==== RECORD EXCERPTS

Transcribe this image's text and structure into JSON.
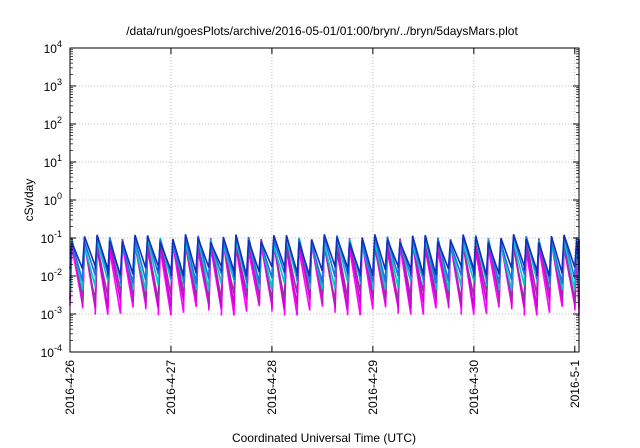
{
  "chart_data": {
    "type": "line",
    "title": "/data/run/goesPlots/archive/2016-05-01/01:00/bryn/../bryn/5daysMars.plot",
    "xlabel": "Coordinated Universal Time (UTC)",
    "ylabel": "cSv/day",
    "y_scale": "log",
    "ylim": [
      0.0001,
      10000
    ],
    "xlim": [
      "2016-04-26",
      "2016-05-01T01:00"
    ],
    "grid": true,
    "legend": "none",
    "y_ticks": [
      {
        "base": "10",
        "exp": "-4",
        "value": 0.0001
      },
      {
        "base": "10",
        "exp": "-3",
        "value": 0.001
      },
      {
        "base": "10",
        "exp": "-2",
        "value": 0.01
      },
      {
        "base": "10",
        "exp": "-1",
        "value": 0.1
      },
      {
        "base": "10",
        "exp": "0",
        "value": 1
      },
      {
        "base": "10",
        "exp": "1",
        "value": 10
      },
      {
        "base": "10",
        "exp": "2",
        "value": 100
      },
      {
        "base": "10",
        "exp": "3",
        "value": 1000
      },
      {
        "base": "10",
        "exp": "4",
        "value": 10000
      }
    ],
    "x_ticks": [
      {
        "label": "2016-4-26",
        "value": "2016-04-26"
      },
      {
        "label": "2016-4-27",
        "value": "2016-04-27"
      },
      {
        "label": "2016-4-28",
        "value": "2016-04-28"
      },
      {
        "label": "2016-4-29",
        "value": "2016-04-29"
      },
      {
        "label": "2016-4-30",
        "value": "2016-04-30"
      },
      {
        "label": "2016-5-1",
        "value": "2016-05-01"
      }
    ],
    "series_pattern": {
      "description": "sawtooth",
      "period_hours": 3,
      "series": [
        {
          "color": "#ff00ff",
          "peak": 0.06,
          "trough": 0.0013
        },
        {
          "color": "#d000d8",
          "peak": 0.075,
          "trough": 0.002
        },
        {
          "color": "#9a2fa6",
          "peak": 0.08,
          "trough": 0.003
        },
        {
          "color": "#00c8c8",
          "peak": 0.085,
          "trough": 0.006
        },
        {
          "color": "#1e6fe8",
          "peak": 0.095,
          "trough": 0.009
        },
        {
          "color": "#1030b8",
          "peak": 0.1,
          "trough": 0.014
        }
      ]
    }
  }
}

========

_STATED GOAL_
Repeat the preceding records precisely, and leave every picture out of the copy.

_WRITTEN ANSWER_
Transcribe this image's text and structure into JSON.
{
  "chart_data": {
    "type": "line",
    "title": "/data/run/goesPlots/archive/2016-05-01/01:00/bryn/../bryn/5daysMars.plot",
    "xlabel": "Coordinated Universal Time (UTC)",
    "ylabel": "cSv/day",
    "y_scale": "log",
    "ylim": [
      0.0001,
      10000
    ],
    "xlim": [
      "2016-04-26",
      "2016-05-01T01:00"
    ],
    "grid": true,
    "legend": "none",
    "y_ticks": [
      {
        "base": "10",
        "exp": "-4",
        "value": 0.0001
      },
      {
        "base": "10",
        "exp": "-3",
        "value": 0.001
      },
      {
        "base": "10",
        "exp": "-2",
        "value": 0.01
      },
      {
        "base": "10",
        "exp": "-1",
        "value": 0.1
      },
      {
        "base": "10",
        "exp": "0",
        "value": 1
      },
      {
        "base": "10",
        "exp": "1",
        "value": 10
      },
      {
        "base": "10",
        "exp": "2",
        "value": 100
      },
      {
        "base": "10",
        "exp": "3",
        "value": 1000
      },
      {
        "base": "10",
        "exp": "4",
        "value": 10000
      }
    ],
    "x_ticks": [
      {
        "label": "2016-4-26",
        "value": "2016-04-26"
      },
      {
        "label": "2016-4-27",
        "value": "2016-04-27"
      },
      {
        "label": "2016-4-28",
        "value": "2016-04-28"
      },
      {
        "label": "2016-4-29",
        "value": "2016-04-29"
      },
      {
        "label": "2016-4-30",
        "value": "2016-04-30"
      },
      {
        "label": "2016-5-1",
        "value": "2016-05-01"
      }
    ],
    "series_pattern": {
      "description": "sawtooth",
      "period_hours": 3,
      "series": [
        {
          "color": "#ff00ff",
          "peak": 0.06,
          "trough": 0.0013
        },
        {
          "color": "#d000d8",
          "peak": 0.075,
          "trough": 0.002
        },
        {
          "color": "#9a2fa6",
          "peak": 0.08,
          "trough": 0.003
        },
        {
          "color": "#00c8c8",
          "peak": 0.085,
          "trough": 0.006
        },
        {
          "color": "#1e6fe8",
          "peak": 0.095,
          "trough": 0.009
        },
        {
          "color": "#1030b8",
          "peak": 0.1,
          "trough": 0.014
        }
      ]
    }
  }
}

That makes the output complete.